- WHAT TO PRODUCE: Repeat the lines that follow, leaving nothing out.

┌──

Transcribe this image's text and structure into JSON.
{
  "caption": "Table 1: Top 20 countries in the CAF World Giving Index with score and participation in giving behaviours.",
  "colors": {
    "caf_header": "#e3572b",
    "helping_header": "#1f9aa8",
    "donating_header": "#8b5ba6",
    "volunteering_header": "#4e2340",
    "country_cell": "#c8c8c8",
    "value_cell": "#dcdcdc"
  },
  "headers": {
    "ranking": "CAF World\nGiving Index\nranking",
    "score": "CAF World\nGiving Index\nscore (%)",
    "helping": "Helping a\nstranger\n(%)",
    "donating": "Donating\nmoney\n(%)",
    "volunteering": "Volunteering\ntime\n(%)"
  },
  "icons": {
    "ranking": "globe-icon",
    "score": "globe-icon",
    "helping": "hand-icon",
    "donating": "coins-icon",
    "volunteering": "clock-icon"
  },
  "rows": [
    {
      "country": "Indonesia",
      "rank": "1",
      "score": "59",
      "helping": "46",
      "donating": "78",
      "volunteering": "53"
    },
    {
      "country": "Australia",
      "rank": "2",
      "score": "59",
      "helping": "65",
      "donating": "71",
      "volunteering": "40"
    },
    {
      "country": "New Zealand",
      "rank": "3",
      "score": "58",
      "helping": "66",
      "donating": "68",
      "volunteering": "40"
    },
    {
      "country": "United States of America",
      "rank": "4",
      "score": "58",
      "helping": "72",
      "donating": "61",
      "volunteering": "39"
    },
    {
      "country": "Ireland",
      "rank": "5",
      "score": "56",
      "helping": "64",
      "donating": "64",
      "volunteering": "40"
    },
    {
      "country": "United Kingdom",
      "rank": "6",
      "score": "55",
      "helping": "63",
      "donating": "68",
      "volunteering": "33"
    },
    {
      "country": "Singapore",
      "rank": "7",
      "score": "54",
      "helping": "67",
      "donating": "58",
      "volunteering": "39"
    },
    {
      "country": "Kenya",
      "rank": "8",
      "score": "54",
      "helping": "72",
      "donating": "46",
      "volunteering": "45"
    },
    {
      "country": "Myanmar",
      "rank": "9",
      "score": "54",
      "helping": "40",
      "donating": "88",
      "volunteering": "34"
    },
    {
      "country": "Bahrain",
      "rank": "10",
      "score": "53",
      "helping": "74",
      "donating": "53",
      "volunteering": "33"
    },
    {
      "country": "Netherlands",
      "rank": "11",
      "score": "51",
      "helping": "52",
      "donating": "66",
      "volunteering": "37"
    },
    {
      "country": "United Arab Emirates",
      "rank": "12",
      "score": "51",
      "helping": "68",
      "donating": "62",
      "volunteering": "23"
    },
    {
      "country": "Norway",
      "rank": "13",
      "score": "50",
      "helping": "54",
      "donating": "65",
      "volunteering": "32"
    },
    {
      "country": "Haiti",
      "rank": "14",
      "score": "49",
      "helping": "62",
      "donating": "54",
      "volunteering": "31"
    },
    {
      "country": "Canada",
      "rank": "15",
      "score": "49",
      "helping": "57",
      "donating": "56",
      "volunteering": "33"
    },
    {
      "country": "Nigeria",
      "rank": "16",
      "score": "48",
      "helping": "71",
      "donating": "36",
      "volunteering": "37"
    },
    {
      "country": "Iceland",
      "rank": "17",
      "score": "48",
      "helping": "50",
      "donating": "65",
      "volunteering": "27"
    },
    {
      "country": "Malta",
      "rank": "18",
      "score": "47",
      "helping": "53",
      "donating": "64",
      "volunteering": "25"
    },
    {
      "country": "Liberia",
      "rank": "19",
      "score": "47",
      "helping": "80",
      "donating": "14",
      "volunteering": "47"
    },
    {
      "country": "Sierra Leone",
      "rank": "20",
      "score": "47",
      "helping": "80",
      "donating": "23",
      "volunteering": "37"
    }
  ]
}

└──

- SOLUTION:
Transcribe this image's text and structure into JSON.
{
  "caption": "Table 1: Top 20 countries in the CAF World Giving Index with score and participation in giving behaviours.",
  "colors": {
    "caf_header": "#e3572b",
    "helping_header": "#1f9aa8",
    "donating_header": "#8b5ba6",
    "volunteering_header": "#4e2340",
    "country_cell": "#c8c8c8",
    "value_cell": "#dcdcdc"
  },
  "headers": {
    "ranking": "CAF World\nGiving Index\nranking",
    "score": "CAF World\nGiving Index\nscore (%)",
    "helping": "Helping a\nstranger\n(%)",
    "donating": "Donating\nmoney\n(%)",
    "volunteering": "Volunteering\ntime\n(%)"
  },
  "icons": {
    "ranking": "globe-icon",
    "score": "globe-icon",
    "helping": "hand-icon",
    "donating": "coins-icon",
    "volunteering": "clock-icon"
  },
  "rows": [
    {
      "country": "Indonesia",
      "rank": "1",
      "score": "59",
      "helping": "46",
      "donating": "78",
      "volunteering": "53"
    },
    {
      "country": "Australia",
      "rank": "2",
      "score": "59",
      "helping": "65",
      "donating": "71",
      "volunteering": "40"
    },
    {
      "country": "New Zealand",
      "rank": "3",
      "score": "58",
      "helping": "66",
      "donating": "68",
      "volunteering": "40"
    },
    {
      "country": "United States of America",
      "rank": "4",
      "score": "58",
      "helping": "72",
      "donating": "61",
      "volunteering": "39"
    },
    {
      "country": "Ireland",
      "rank": "5",
      "score": "56",
      "helping": "64",
      "donating": "64",
      "volunteering": "40"
    },
    {
      "country": "United Kingdom",
      "rank": "6",
      "score": "55",
      "helping": "63",
      "donating": "68",
      "volunteering": "33"
    },
    {
      "country": "Singapore",
      "rank": "7",
      "score": "54",
      "helping": "67",
      "donating": "58",
      "volunteering": "39"
    },
    {
      "country": "Kenya",
      "rank": "8",
      "score": "54",
      "helping": "72",
      "donating": "46",
      "volunteering": "45"
    },
    {
      "country": "Myanmar",
      "rank": "9",
      "score": "54",
      "helping": "40",
      "donating": "88",
      "volunteering": "34"
    },
    {
      "country": "Bahrain",
      "rank": "10",
      "score": "53",
      "helping": "74",
      "donating": "53",
      "volunteering": "33"
    },
    {
      "country": "Netherlands",
      "rank": "11",
      "score": "51",
      "helping": "52",
      "donating": "66",
      "volunteering": "37"
    },
    {
      "country": "United Arab Emirates",
      "rank": "12",
      "score": "51",
      "helping": "68",
      "donating": "62",
      "volunteering": "23"
    },
    {
      "country": "Norway",
      "rank": "13",
      "score": "50",
      "helping": "54",
      "donating": "65",
      "volunteering": "32"
    },
    {
      "country": "Haiti",
      "rank": "14",
      "score": "49",
      "helping": "62",
      "donating": "54",
      "volunteering": "31"
    },
    {
      "country": "Canada",
      "rank": "15",
      "score": "49",
      "helping": "57",
      "donating": "56",
      "volunteering": "33"
    },
    {
      "country": "Nigeria",
      "rank": "16",
      "score": "48",
      "helping": "71",
      "donating": "36",
      "volunteering": "37"
    },
    {
      "country": "Iceland",
      "rank": "17",
      "score": "48",
      "helping": "50",
      "donating": "65",
      "volunteering": "27"
    },
    {
      "country": "Malta",
      "rank": "18",
      "score": "47",
      "helping": "53",
      "donating": "64",
      "volunteering": "25"
    },
    {
      "country": "Liberia",
      "rank": "19",
      "score": "47",
      "helping": "80",
      "donating": "14",
      "volunteering": "47"
    },
    {
      "country": "Sierra Leone",
      "rank": "20",
      "score": "47",
      "helping": "80",
      "donating": "23",
      "volunteering": "37"
    }
  ]
}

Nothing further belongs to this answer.